INSTRUCTIONS TO FOLLOW
Repeat the lines below exactly as they appear, but leave out the images.

DATA SECTION

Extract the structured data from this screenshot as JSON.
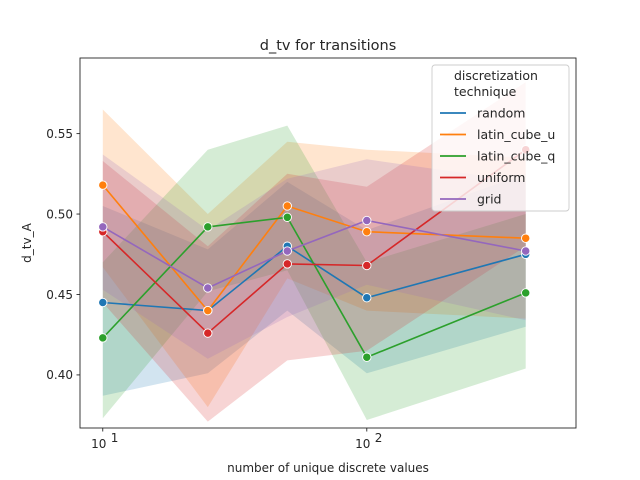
{
  "chart_data": {
    "type": "line",
    "title": "d_tv for transitions",
    "xlabel": "number of unique discrete values",
    "ylabel": "d_tv_A",
    "xscale": "log",
    "xlim": [
      8.2,
      620
    ],
    "ylim": [
      0.367,
      0.597
    ],
    "x": [
      10,
      25,
      50,
      100,
      400
    ],
    "yticks": [
      0.4,
      0.45,
      0.5,
      0.55
    ],
    "ytick_labels": [
      "0.40",
      "0.45",
      "0.50",
      "0.55"
    ],
    "xticks": [
      {
        "value": 10,
        "base": "10",
        "exp": "1"
      },
      {
        "value": 100,
        "base": "10",
        "exp": "2"
      }
    ],
    "grid": false,
    "legend": {
      "title_lines": [
        "discretization",
        "technique"
      ],
      "placement": "top-right"
    },
    "series": [
      {
        "name": "random",
        "color": "#1f77b4",
        "values": [
          0.445,
          0.44,
          0.48,
          0.448,
          0.475
        ],
        "lower": [
          0.387,
          0.401,
          0.44,
          0.401,
          0.43
        ],
        "upper": [
          0.505,
          0.478,
          0.52,
          0.49,
          0.525
        ]
      },
      {
        "name": "latin_cube_u",
        "color": "#ff7f0e",
        "values": [
          0.518,
          0.44,
          0.505,
          0.489,
          0.485
        ],
        "lower": [
          0.467,
          0.38,
          0.46,
          0.44,
          0.435
        ],
        "upper": [
          0.565,
          0.5,
          0.545,
          0.54,
          0.535
        ]
      },
      {
        "name": "latin_cube_q",
        "color": "#2ca02c",
        "values": [
          0.423,
          0.492,
          0.498,
          0.411,
          0.451
        ],
        "lower": [
          0.373,
          0.452,
          0.465,
          0.372,
          0.404
        ],
        "upper": [
          0.47,
          0.54,
          0.555,
          0.47,
          0.5
        ]
      },
      {
        "name": "uniform",
        "color": "#d62728",
        "values": [
          0.489,
          0.426,
          0.469,
          0.468,
          0.54
        ],
        "lower": [
          0.445,
          0.371,
          0.409,
          0.415,
          0.48
        ],
        "upper": [
          0.533,
          0.48,
          0.525,
          0.517,
          0.582
        ]
      },
      {
        "name": "grid",
        "color": "#9467bd",
        "values": [
          0.492,
          0.454,
          0.477,
          0.496,
          0.477
        ],
        "lower": [
          0.453,
          0.41,
          0.436,
          0.456,
          0.434
        ],
        "upper": [
          0.537,
          0.49,
          0.522,
          0.534,
          0.52
        ]
      }
    ]
  }
}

OUTPUT FOR THIS TASK
Extract the structured data from this screenshot as JSON.
{
  "chart_data": {
    "type": "line",
    "title": "d_tv for transitions",
    "xlabel": "number of unique discrete values",
    "ylabel": "d_tv_A",
    "xscale": "log",
    "xlim": [
      8.2,
      620
    ],
    "ylim": [
      0.367,
      0.597
    ],
    "x": [
      10,
      25,
      50,
      100,
      400
    ],
    "yticks": [
      0.4,
      0.45,
      0.5,
      0.55
    ],
    "ytick_labels": [
      "0.40",
      "0.45",
      "0.50",
      "0.55"
    ],
    "xticks": [
      {
        "value": 10,
        "base": "10",
        "exp": "1"
      },
      {
        "value": 100,
        "base": "10",
        "exp": "2"
      }
    ],
    "grid": false,
    "legend": {
      "title_lines": [
        "discretization",
        "technique"
      ],
      "placement": "top-right"
    },
    "series": [
      {
        "name": "random",
        "color": "#1f77b4",
        "values": [
          0.445,
          0.44,
          0.48,
          0.448,
          0.475
        ],
        "lower": [
          0.387,
          0.401,
          0.44,
          0.401,
          0.43
        ],
        "upper": [
          0.505,
          0.478,
          0.52,
          0.49,
          0.525
        ]
      },
      {
        "name": "latin_cube_u",
        "color": "#ff7f0e",
        "values": [
          0.518,
          0.44,
          0.505,
          0.489,
          0.485
        ],
        "lower": [
          0.467,
          0.38,
          0.46,
          0.44,
          0.435
        ],
        "upper": [
          0.565,
          0.5,
          0.545,
          0.54,
          0.535
        ]
      },
      {
        "name": "latin_cube_q",
        "color": "#2ca02c",
        "values": [
          0.423,
          0.492,
          0.498,
          0.411,
          0.451
        ],
        "lower": [
          0.373,
          0.452,
          0.465,
          0.372,
          0.404
        ],
        "upper": [
          0.47,
          0.54,
          0.555,
          0.47,
          0.5
        ]
      },
      {
        "name": "uniform",
        "color": "#d62728",
        "values": [
          0.489,
          0.426,
          0.469,
          0.468,
          0.54
        ],
        "lower": [
          0.445,
          0.371,
          0.409,
          0.415,
          0.48
        ],
        "upper": [
          0.533,
          0.48,
          0.525,
          0.517,
          0.582
        ]
      },
      {
        "name": "grid",
        "color": "#9467bd",
        "values": [
          0.492,
          0.454,
          0.477,
          0.496,
          0.477
        ],
        "lower": [
          0.453,
          0.41,
          0.436,
          0.456,
          0.434
        ],
        "upper": [
          0.537,
          0.49,
          0.522,
          0.534,
          0.52
        ]
      }
    ]
  }
}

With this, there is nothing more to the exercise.